* [EXERCISE GOAL]: Report how many lines contain the word "себя", with no other text.

* [THE DATA]:
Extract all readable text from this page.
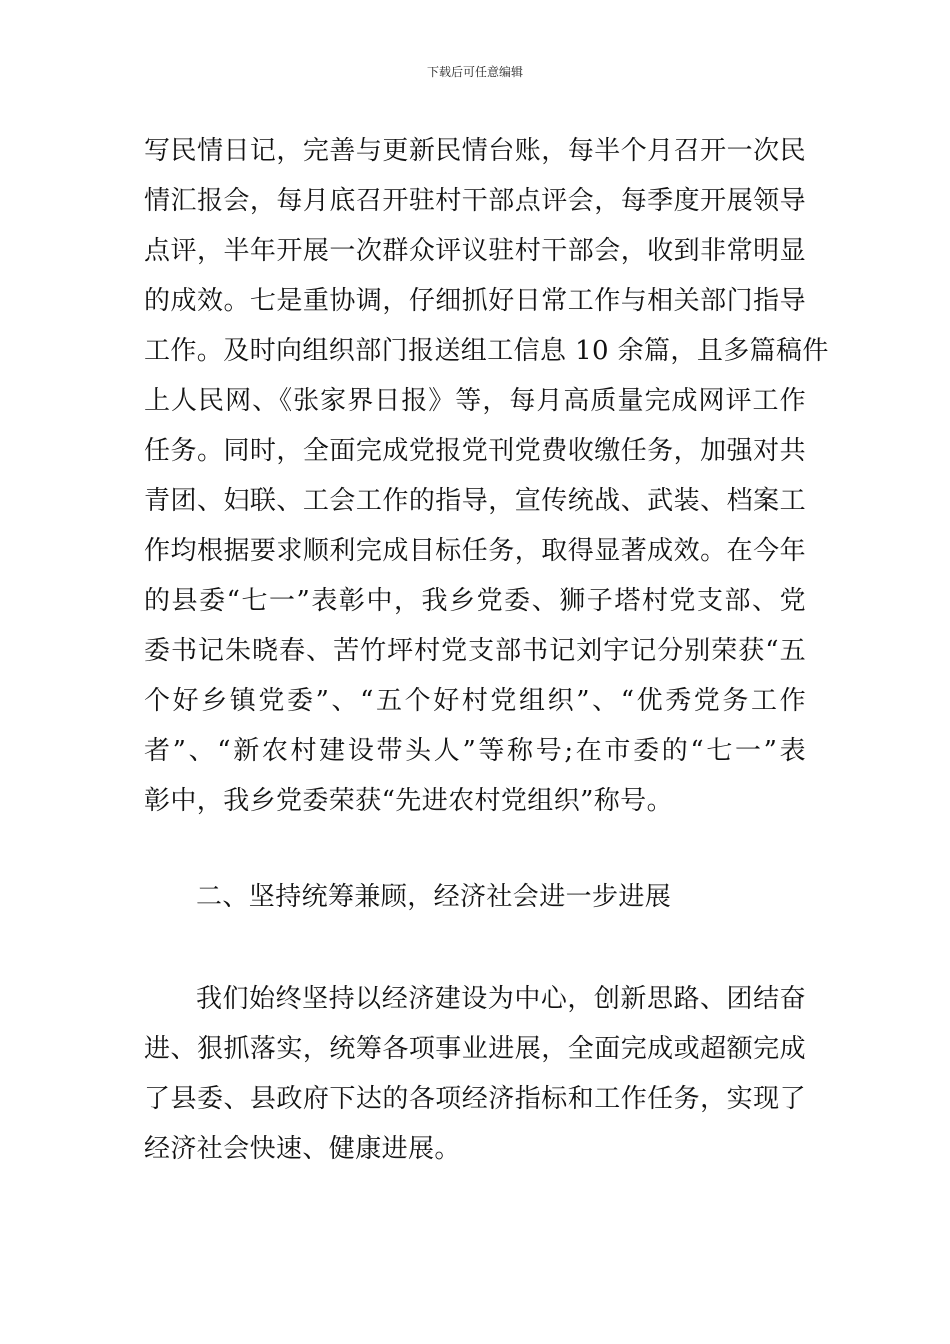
下载后可任意编辑
写民情日记，完善与更新民情台账，每半个月召开一次民
情汇报会，每月底召开驻村干部点评会，每季度开展领导
点评，半年开展一次群众评议驻村干部会，收到非常明显
的成效。七是重协调，仔细抓好日常工作与相关部门指导
工作。及时向组织部门报送组工信息 10 余篇，且多篇稿件
上人民网、《张家界日报》等，每月高质量完成网评工作
任务。同时，全面完成党报党刊党费收缴任务，加强对共
青团、妇联、工会工作的指导，宣传统战、武装、档案工
作均根据要求顺利完成目标任务，取得显著成效。在今年
的县委“七一”表彰中，我乡党委、狮子塔村党支部、党
委书记朱晓春、苦竹坪村党支部书记刘宇记分别荣获“五
个好乡镇党委”、“五个好村党组织”、“优秀党务工作
者”、“新农村建设带头人”等称号;在市委的“七一”表
彰中，我乡党委荣获“先进农村党组织”称号。
二、坚持统筹兼顾，经济社会进一步进展
我们始终坚持以经济建设为中心，创新思路、团结奋
进、狠抓落实，统筹各项事业进展，全面完成或超额完成
了县委、县政府下达的各项经济指标和工作任务，实现了
经济社会快速、健康进展。
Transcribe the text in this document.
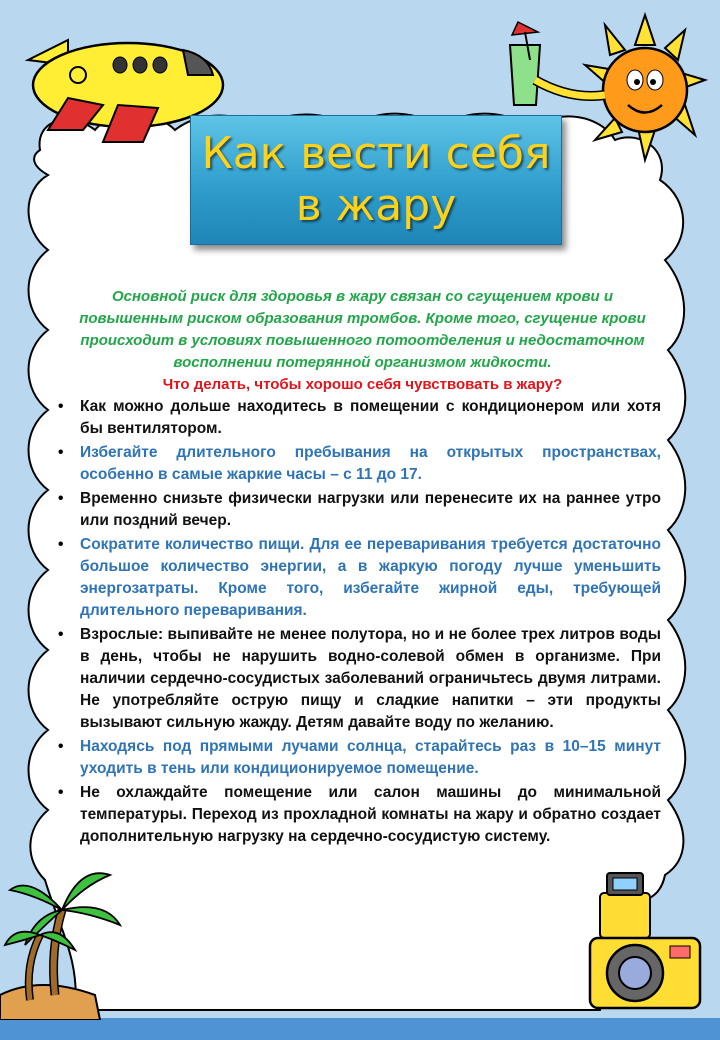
Как вести себя
в жару
Основной риск для здоровья в жару связан со сгущением крови и повышенным риском образования тромбов. Кроме того, сгущение крови происходит в условиях повышенного потоотделения и недостаточном восполнении потерянной организмом жидкости.
Что делать, чтобы хорошо себя чувствовать в жару?
• Как можно дольше находитесь в помещении с кондиционером или хотя бы вентилятором.
• Избегайте длительного пребывания на открытых пространствах, особенно в самые жаркие часы – с 11 до 17.
• Временно снизьте физически нагрузки или перенесите их на раннее утро или поздний вечер.
• Сократите количество пищи. Для ее переваривания требуется достаточно большое количество энергии, а в жаркую погоду лучше уменьшить энергозатраты. Кроме того, избегайте жирной еды, требующей длительного переваривания.
• Взрослые: выпивайте не менее полутора, но и не более трех литров воды в день, чтобы не нарушить водно-солевой обмен в организме. При наличии сердечно-сосудистых заболеваний ограничьтесь двумя литрами. Не употребляйте острую пищу и сладкие напитки – эти продукты вызывают сильную жажду. Детям давайте воду по желанию.
• Находясь под прямыми лучами солнца, старайтесь раз в 10–15 минут уходить в тень или кондиционируемое помещение.
• Не охлаждайте помещение или салон машины до минимальной температуры. Переход из прохладной комнаты на жару и обратно создает дополнительную нагрузку на сердечно-сосудистую систему.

* [RESULT OF THE EXERCISE]: 2